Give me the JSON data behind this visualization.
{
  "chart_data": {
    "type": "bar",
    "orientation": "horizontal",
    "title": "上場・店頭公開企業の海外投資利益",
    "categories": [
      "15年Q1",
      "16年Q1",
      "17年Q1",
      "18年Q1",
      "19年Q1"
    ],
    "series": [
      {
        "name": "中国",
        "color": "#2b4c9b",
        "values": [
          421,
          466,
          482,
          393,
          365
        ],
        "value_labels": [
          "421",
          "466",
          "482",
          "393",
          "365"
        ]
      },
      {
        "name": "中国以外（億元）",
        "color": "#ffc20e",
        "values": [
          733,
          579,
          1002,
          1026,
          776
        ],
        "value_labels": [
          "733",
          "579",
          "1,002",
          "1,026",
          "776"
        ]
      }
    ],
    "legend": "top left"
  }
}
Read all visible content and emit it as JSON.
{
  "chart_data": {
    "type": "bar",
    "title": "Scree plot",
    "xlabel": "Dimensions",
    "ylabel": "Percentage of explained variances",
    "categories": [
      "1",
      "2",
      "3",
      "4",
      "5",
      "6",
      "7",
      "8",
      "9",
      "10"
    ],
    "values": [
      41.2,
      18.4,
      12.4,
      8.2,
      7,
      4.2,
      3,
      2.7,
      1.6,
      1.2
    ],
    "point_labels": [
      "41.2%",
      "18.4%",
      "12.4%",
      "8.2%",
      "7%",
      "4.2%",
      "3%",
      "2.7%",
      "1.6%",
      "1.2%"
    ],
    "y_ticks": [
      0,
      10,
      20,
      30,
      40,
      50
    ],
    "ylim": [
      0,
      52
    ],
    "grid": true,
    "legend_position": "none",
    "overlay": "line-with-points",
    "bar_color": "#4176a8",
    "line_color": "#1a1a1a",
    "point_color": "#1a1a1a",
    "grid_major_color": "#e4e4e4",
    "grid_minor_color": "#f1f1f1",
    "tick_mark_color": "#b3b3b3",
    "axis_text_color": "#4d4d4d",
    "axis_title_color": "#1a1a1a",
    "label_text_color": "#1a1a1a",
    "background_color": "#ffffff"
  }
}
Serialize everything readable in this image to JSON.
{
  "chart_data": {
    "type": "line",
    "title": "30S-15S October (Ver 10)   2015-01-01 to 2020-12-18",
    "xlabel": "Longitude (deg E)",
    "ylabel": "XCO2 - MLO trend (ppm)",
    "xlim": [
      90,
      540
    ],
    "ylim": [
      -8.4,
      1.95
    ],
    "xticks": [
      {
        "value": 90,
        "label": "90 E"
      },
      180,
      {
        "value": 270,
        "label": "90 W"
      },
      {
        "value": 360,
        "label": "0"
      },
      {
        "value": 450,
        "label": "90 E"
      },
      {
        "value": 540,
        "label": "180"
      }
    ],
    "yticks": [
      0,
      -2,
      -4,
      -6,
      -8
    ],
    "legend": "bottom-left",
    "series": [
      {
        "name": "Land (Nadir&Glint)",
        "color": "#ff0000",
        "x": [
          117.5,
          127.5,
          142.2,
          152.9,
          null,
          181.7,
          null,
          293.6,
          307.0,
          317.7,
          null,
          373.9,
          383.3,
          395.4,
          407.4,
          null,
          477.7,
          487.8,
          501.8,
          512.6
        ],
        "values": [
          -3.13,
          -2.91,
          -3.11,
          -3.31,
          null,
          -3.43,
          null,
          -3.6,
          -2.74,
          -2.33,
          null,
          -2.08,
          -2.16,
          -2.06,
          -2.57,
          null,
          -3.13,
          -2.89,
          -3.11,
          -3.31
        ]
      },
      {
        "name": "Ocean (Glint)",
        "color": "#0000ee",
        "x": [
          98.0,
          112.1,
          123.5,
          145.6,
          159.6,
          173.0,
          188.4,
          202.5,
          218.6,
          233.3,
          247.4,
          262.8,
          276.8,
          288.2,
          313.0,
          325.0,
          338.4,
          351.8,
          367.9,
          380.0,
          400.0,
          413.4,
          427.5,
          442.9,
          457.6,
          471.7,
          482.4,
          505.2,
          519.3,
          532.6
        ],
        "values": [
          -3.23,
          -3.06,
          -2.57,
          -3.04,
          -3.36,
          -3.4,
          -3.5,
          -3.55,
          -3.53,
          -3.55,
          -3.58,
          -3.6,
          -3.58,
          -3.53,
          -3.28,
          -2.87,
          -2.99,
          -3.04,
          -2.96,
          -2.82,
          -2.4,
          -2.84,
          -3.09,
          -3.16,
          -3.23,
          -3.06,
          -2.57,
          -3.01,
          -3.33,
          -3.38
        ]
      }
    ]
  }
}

## Your task
Using the data above, copy each line that contains "Glint".

## Solution to this problem
        "name": "Land (Nadir&Glint)",
        "name": "Ocean (Glint)",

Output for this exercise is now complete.